_DIRECTIONS_.
Look through the records that follow. Copy every line containing the word "screenshot".

_RECORDS SUPPLIED_.
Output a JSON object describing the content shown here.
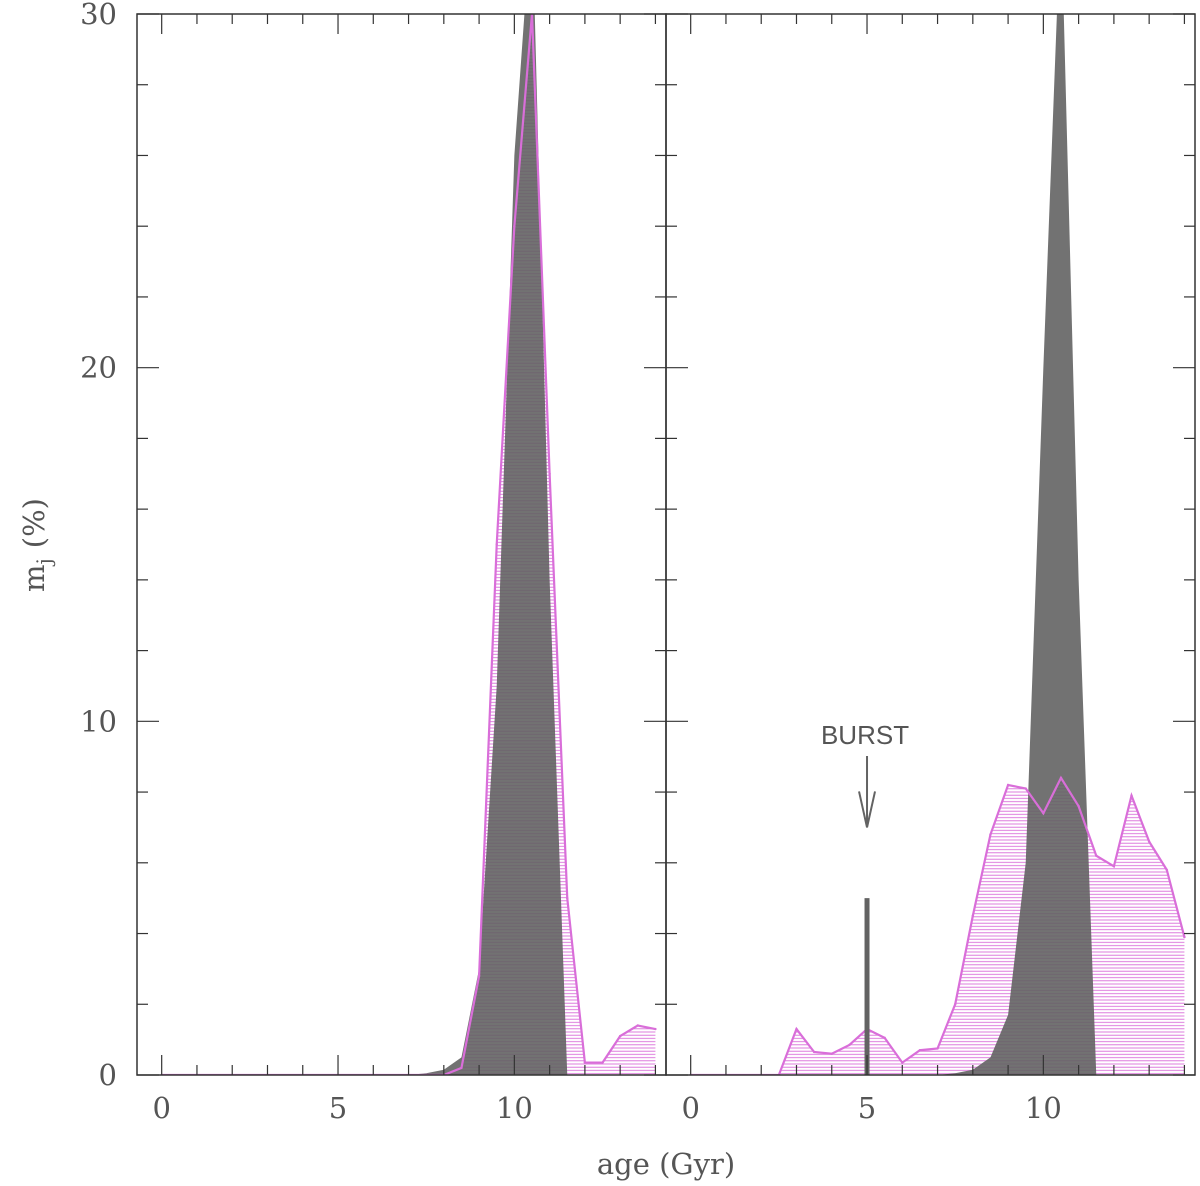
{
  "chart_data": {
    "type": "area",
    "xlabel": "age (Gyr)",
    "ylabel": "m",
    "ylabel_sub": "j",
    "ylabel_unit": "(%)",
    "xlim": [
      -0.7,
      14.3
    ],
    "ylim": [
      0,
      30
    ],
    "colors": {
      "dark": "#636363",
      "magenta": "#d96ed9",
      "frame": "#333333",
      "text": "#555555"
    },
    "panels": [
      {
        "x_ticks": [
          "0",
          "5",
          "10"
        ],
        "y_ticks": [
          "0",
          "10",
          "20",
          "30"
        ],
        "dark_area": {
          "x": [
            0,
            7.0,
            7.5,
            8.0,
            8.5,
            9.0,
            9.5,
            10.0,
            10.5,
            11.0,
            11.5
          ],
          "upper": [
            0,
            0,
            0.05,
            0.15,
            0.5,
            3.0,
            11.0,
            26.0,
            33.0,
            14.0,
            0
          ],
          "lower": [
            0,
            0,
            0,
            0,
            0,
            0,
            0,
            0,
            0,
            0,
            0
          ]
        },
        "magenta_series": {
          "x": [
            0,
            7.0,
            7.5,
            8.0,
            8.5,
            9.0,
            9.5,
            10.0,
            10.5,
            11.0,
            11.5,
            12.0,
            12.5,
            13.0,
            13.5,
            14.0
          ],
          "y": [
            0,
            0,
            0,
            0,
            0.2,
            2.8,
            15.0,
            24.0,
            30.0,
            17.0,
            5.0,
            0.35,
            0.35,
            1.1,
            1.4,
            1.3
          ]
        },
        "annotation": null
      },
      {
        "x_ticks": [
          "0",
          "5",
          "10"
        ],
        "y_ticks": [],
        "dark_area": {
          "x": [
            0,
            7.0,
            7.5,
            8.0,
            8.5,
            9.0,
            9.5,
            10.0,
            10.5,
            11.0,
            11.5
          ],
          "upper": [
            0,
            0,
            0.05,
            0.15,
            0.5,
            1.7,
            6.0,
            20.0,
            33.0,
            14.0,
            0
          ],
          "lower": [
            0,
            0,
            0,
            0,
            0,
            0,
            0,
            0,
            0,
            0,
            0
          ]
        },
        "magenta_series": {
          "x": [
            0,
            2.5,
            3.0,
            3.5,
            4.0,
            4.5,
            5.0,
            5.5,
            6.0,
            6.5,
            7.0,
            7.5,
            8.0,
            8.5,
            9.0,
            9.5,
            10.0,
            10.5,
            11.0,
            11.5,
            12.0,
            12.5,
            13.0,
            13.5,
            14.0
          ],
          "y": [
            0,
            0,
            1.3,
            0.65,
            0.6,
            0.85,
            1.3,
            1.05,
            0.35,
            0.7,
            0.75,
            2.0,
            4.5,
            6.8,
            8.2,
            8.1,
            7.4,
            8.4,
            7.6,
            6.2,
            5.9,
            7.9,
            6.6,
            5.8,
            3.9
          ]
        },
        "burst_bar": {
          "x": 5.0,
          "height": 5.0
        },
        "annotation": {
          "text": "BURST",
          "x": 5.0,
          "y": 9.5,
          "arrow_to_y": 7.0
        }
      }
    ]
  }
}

--

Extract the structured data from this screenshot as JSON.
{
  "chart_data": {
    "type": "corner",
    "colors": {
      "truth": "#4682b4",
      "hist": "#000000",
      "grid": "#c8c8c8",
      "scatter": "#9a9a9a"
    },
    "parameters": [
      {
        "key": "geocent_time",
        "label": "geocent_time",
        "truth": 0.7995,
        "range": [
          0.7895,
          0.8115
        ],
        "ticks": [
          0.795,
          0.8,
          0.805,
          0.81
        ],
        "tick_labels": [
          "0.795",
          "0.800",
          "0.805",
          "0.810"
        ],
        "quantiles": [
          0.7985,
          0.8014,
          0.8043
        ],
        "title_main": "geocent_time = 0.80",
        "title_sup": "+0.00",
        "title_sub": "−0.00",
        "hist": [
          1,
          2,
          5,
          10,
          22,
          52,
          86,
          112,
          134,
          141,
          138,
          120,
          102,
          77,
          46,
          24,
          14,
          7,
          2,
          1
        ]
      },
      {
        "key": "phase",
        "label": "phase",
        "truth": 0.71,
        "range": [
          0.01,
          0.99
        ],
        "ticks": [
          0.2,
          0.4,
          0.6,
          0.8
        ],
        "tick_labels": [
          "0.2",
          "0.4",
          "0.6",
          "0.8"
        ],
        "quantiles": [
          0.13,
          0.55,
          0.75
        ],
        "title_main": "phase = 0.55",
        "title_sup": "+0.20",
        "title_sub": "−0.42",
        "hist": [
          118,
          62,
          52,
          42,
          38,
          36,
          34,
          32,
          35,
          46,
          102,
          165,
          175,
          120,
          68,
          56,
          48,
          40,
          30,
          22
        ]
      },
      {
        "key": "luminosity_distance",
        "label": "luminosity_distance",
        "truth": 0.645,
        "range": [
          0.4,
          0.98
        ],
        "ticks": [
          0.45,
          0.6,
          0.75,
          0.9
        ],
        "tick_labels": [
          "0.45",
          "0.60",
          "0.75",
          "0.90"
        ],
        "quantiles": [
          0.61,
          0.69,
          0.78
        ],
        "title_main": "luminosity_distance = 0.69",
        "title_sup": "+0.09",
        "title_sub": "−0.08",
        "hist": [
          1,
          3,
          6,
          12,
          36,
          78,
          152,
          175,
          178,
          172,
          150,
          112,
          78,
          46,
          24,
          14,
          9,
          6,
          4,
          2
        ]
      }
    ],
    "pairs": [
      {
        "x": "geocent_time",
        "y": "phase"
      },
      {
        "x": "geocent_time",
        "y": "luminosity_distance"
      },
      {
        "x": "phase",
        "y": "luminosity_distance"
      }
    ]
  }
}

...

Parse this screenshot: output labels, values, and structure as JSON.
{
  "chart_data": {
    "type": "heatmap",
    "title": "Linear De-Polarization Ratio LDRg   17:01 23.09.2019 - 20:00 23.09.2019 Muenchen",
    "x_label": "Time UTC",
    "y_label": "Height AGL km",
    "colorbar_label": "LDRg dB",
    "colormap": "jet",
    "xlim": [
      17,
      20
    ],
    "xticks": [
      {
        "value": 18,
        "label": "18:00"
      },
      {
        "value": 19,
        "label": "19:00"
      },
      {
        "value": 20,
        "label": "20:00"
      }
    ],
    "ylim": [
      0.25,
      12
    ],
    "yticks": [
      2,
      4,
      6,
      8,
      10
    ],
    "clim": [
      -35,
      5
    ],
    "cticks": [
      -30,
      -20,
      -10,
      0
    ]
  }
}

_THE RESULT_.
Extract the structured data from this screenshot as JSON.
Parse this screenshot: output labels, values, and structure as JSON.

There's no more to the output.